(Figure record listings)
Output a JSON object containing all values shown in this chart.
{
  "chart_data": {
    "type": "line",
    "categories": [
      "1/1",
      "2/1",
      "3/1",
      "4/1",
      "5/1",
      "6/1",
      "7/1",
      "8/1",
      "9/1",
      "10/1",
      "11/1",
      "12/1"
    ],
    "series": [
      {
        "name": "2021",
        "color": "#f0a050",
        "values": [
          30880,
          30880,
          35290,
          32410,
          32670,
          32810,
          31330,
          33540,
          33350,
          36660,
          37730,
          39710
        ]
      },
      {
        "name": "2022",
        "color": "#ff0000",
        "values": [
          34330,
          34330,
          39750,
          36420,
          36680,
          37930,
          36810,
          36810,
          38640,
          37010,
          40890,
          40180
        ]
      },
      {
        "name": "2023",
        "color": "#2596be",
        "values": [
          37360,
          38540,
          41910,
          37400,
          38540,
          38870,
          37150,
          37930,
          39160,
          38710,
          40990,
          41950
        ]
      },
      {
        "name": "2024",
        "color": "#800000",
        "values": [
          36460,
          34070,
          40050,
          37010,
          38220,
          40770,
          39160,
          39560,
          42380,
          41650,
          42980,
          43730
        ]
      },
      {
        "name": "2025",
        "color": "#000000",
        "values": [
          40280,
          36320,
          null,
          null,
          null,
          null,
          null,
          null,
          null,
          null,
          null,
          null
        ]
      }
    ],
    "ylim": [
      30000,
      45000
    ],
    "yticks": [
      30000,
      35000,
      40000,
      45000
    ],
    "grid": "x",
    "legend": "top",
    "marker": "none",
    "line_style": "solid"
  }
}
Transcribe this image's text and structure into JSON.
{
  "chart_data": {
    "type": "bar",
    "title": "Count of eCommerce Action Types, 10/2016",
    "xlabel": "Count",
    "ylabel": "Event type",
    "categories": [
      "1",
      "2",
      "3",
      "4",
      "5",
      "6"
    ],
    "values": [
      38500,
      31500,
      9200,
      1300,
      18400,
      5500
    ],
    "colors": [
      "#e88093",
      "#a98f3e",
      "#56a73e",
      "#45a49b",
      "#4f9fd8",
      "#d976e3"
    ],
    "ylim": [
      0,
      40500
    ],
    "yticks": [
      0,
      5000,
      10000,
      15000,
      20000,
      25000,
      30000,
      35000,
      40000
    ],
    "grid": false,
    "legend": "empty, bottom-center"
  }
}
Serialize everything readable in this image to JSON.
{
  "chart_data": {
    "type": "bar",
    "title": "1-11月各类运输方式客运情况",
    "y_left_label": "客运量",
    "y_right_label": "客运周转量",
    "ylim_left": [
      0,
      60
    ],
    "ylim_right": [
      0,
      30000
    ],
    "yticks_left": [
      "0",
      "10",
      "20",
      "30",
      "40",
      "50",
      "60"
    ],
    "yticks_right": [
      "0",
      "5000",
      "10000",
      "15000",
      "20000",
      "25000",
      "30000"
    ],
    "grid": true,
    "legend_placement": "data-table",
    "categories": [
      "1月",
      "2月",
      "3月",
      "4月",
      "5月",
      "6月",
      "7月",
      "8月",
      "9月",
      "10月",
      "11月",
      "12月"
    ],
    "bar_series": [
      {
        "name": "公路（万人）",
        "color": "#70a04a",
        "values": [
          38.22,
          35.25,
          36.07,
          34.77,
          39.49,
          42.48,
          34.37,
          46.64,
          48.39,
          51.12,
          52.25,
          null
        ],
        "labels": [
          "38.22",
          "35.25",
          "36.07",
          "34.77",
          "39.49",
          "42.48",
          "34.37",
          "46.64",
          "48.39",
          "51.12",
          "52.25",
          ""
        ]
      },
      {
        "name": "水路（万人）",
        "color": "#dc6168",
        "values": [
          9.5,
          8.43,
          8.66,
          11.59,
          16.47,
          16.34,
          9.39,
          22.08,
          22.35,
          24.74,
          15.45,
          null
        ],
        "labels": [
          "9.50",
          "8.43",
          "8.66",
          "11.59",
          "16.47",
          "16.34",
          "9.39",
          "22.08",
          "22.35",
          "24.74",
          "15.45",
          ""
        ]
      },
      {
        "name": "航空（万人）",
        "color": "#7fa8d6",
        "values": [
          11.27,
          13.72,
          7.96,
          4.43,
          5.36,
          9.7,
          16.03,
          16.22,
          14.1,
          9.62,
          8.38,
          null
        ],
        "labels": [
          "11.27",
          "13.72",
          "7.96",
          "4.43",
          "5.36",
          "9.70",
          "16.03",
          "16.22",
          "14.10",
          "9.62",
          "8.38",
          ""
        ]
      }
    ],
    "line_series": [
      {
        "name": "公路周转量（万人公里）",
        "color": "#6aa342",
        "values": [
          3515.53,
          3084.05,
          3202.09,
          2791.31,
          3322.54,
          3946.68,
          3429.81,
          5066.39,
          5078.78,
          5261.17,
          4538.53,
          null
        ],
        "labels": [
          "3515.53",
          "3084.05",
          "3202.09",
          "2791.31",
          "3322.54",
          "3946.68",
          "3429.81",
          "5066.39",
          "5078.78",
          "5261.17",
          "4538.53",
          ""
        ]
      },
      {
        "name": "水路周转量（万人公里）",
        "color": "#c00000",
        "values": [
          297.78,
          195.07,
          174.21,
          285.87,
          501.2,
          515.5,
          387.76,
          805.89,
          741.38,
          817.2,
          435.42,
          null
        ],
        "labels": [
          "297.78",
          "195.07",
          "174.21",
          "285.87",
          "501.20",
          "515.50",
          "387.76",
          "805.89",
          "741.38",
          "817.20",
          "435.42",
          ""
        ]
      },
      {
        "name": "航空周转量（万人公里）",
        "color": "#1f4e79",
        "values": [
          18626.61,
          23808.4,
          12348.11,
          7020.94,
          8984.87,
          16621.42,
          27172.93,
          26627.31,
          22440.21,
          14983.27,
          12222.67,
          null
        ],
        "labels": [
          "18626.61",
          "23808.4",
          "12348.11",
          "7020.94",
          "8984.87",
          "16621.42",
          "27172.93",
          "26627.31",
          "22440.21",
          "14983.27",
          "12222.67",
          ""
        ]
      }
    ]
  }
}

What you are asked to do:
Copy all lines of the material above where the string "name" occurs.

Response to this exercise:
        "name": "2021",
        "name": "2022",
        "name": "2023",
        "name": "2024",
        "name": "2025",
        "name": "公路（万人）",
        "name": "水路（万人）",
        "name": "航空（万人）",
        "name": "公路周转量（万人公里）",
        "name": "水路周转量（万人公里）",
        "name": "航空周转量（万人公里）",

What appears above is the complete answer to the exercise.